== What is asked ==
Go through the listing and pick out each line with the word "actúa" in it.

####################

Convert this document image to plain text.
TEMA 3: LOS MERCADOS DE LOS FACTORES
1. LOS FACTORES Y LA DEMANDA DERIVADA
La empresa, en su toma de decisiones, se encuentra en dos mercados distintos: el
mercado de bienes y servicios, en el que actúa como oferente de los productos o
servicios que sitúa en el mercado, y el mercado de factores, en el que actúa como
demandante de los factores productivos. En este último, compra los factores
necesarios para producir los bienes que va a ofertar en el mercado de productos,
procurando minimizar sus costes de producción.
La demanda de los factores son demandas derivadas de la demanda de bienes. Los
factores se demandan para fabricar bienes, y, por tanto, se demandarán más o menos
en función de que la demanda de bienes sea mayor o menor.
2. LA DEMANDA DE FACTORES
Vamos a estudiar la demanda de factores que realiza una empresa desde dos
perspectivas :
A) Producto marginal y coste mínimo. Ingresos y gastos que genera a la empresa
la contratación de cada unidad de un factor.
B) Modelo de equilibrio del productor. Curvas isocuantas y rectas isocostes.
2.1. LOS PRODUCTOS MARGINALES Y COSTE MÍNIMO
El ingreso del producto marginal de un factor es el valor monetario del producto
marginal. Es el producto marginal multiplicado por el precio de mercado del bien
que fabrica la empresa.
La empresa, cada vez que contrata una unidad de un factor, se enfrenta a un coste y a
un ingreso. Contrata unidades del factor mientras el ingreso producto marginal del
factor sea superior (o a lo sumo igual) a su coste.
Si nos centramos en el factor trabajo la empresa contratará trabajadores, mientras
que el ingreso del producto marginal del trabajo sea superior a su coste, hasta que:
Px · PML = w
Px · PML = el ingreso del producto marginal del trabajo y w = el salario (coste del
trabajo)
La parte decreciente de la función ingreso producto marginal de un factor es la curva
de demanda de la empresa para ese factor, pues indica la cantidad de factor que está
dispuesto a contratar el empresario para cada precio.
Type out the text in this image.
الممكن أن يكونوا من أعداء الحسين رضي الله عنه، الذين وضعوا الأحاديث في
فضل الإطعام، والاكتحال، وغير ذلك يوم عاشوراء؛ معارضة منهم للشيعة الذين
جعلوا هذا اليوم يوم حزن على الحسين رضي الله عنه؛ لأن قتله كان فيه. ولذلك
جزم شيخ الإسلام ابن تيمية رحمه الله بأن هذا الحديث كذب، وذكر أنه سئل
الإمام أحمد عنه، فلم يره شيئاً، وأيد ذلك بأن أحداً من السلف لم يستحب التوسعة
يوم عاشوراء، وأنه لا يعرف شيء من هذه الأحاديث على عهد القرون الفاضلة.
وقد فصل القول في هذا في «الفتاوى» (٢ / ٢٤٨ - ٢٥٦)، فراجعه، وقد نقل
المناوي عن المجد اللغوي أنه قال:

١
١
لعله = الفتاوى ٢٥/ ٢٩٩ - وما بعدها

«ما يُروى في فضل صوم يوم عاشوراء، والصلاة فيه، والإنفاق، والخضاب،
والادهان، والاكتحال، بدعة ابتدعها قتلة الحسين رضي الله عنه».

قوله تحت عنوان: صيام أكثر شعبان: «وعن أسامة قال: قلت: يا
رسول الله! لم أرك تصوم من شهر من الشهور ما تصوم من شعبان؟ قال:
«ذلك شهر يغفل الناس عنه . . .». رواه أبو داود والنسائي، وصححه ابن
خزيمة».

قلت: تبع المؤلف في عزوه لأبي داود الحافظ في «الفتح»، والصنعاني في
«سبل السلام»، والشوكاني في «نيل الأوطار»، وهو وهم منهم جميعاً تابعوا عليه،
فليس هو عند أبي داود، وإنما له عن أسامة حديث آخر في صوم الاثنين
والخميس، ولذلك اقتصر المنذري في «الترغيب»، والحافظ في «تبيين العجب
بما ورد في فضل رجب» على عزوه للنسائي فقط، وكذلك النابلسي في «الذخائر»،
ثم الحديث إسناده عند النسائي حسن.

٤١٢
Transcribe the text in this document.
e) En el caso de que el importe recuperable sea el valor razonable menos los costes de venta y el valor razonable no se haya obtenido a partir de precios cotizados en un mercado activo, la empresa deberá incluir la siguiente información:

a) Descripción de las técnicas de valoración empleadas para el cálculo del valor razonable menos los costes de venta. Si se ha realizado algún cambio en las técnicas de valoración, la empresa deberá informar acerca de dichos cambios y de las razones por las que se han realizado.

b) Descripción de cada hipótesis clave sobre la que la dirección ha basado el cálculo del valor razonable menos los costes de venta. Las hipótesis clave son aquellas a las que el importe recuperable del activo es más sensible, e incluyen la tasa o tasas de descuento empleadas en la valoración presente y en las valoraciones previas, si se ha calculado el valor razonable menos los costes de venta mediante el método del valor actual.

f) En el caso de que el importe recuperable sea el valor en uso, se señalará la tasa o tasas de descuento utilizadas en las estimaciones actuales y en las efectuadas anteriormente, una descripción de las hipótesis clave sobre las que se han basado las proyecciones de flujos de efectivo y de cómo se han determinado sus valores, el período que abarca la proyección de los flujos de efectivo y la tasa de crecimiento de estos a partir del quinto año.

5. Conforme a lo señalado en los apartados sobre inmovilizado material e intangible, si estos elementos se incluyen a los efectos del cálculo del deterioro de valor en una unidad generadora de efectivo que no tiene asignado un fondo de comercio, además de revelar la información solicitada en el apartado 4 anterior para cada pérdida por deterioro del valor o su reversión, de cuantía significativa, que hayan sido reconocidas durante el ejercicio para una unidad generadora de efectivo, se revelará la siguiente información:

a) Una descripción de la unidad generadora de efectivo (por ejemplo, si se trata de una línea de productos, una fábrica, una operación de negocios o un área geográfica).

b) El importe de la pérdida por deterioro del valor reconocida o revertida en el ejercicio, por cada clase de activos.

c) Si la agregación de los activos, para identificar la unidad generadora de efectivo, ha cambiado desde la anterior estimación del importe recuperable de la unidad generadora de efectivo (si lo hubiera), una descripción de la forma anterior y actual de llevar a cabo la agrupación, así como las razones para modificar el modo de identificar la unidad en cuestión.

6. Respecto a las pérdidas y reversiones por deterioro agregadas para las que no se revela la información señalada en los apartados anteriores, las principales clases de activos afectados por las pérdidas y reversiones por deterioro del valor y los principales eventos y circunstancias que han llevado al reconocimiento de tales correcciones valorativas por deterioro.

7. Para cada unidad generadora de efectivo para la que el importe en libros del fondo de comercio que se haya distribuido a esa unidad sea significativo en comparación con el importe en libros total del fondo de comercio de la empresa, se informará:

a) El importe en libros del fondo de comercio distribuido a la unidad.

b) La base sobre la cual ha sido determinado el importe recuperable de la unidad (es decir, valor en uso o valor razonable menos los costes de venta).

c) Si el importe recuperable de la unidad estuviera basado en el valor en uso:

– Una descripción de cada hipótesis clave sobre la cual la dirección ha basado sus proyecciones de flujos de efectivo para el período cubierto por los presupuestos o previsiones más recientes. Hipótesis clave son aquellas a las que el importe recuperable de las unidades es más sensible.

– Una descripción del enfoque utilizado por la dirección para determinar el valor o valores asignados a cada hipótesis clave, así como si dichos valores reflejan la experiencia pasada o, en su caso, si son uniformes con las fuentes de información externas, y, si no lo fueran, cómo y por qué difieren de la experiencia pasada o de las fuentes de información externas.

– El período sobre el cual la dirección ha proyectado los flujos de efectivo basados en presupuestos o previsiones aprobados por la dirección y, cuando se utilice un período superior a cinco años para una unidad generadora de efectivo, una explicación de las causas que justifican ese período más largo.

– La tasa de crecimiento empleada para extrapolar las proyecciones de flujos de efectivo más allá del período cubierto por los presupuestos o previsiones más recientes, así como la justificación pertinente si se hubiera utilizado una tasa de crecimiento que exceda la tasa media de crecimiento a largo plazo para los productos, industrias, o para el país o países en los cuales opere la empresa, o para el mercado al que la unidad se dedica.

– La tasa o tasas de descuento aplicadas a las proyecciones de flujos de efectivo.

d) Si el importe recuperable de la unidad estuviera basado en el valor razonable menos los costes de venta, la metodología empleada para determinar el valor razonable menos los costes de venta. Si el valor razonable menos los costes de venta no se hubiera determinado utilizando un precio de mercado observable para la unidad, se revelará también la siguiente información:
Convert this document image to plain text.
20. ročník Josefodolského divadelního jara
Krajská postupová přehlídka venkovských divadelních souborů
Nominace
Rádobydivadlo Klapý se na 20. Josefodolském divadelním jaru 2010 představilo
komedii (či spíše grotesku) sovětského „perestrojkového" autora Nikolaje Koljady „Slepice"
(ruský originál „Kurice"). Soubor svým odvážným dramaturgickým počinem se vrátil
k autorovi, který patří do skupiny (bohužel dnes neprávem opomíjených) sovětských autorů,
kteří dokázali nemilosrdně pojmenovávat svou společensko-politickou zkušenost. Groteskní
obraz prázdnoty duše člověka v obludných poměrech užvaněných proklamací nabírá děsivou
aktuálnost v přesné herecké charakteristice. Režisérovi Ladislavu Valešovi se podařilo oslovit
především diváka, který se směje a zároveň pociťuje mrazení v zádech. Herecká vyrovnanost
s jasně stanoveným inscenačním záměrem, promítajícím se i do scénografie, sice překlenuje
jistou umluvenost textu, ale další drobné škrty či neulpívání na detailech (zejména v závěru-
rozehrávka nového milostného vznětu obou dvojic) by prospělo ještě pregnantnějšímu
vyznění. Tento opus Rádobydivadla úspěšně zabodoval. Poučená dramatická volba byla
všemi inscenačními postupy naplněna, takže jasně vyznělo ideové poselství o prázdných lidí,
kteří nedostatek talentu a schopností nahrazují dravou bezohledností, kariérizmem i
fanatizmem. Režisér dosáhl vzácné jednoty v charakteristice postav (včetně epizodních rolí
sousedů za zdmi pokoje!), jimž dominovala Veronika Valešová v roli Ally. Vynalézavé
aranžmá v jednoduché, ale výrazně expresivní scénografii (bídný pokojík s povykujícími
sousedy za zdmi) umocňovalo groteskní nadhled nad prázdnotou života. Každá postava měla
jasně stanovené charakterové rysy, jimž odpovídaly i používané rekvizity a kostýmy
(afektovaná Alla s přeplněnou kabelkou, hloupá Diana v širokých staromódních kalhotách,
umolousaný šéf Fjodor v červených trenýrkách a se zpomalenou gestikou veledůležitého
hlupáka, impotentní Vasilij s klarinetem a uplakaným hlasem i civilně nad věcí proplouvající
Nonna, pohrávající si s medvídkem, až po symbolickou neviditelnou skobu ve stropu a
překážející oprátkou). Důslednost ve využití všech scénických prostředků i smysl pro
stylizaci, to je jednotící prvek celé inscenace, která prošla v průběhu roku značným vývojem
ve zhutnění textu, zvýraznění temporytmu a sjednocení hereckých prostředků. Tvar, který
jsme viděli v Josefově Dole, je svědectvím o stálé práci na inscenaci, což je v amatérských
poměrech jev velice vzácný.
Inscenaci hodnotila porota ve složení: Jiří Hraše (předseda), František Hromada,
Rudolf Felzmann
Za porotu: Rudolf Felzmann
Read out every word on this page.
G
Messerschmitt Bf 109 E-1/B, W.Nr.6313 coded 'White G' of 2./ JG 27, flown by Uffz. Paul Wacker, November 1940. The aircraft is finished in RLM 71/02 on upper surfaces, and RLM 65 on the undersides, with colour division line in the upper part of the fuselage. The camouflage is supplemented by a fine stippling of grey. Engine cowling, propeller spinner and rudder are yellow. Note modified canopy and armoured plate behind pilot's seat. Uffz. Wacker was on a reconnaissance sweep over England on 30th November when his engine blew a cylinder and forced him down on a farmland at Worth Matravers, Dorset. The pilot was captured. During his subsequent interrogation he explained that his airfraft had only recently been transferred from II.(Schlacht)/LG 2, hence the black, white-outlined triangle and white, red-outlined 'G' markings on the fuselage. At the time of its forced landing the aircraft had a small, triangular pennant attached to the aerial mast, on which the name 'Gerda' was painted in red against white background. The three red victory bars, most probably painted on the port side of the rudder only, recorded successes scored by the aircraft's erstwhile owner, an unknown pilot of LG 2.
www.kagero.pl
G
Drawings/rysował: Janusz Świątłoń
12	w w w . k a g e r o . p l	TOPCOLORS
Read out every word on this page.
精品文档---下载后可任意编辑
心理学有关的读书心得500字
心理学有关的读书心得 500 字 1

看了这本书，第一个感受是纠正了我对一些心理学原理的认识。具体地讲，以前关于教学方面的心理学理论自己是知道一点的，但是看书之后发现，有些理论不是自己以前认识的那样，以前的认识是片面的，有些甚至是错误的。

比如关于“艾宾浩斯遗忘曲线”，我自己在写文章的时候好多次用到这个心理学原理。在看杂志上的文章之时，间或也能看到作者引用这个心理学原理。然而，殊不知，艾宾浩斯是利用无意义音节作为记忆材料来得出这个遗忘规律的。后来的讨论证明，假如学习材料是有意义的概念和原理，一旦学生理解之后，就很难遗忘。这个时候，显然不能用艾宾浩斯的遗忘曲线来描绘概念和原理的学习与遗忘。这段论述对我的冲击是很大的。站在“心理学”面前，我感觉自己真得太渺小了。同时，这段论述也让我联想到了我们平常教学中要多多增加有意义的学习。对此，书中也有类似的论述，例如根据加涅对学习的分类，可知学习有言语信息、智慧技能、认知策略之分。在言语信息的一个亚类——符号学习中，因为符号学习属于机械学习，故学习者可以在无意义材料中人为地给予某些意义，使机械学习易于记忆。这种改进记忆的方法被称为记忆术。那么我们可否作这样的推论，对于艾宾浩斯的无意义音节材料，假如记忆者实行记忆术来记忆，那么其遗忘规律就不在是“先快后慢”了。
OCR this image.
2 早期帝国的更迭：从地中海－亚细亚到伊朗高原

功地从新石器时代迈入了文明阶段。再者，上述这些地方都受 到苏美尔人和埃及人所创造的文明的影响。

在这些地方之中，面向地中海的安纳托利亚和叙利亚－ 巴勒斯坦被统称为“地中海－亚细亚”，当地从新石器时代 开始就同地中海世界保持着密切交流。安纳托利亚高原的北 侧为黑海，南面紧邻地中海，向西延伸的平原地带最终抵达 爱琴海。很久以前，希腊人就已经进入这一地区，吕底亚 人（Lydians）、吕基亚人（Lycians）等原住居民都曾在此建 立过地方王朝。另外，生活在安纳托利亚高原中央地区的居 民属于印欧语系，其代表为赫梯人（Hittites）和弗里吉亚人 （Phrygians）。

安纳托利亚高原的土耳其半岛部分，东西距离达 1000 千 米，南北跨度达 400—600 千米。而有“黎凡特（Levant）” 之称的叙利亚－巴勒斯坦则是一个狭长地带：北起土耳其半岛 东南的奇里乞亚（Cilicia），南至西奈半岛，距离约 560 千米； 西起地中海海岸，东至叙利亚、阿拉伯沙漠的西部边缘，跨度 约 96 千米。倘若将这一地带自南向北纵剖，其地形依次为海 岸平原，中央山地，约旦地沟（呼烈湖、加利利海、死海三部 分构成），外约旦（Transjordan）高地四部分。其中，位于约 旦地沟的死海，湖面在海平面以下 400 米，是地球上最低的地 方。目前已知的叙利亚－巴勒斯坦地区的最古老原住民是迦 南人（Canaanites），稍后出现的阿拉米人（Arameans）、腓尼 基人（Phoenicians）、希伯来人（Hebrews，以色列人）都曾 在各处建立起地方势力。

####################

== Output for this task ==
mercado de bienes y servicios, en el que actúa como oferente de los productos o
servicios que sitúa en el mercado, y el mercado de factores, en el que actúa como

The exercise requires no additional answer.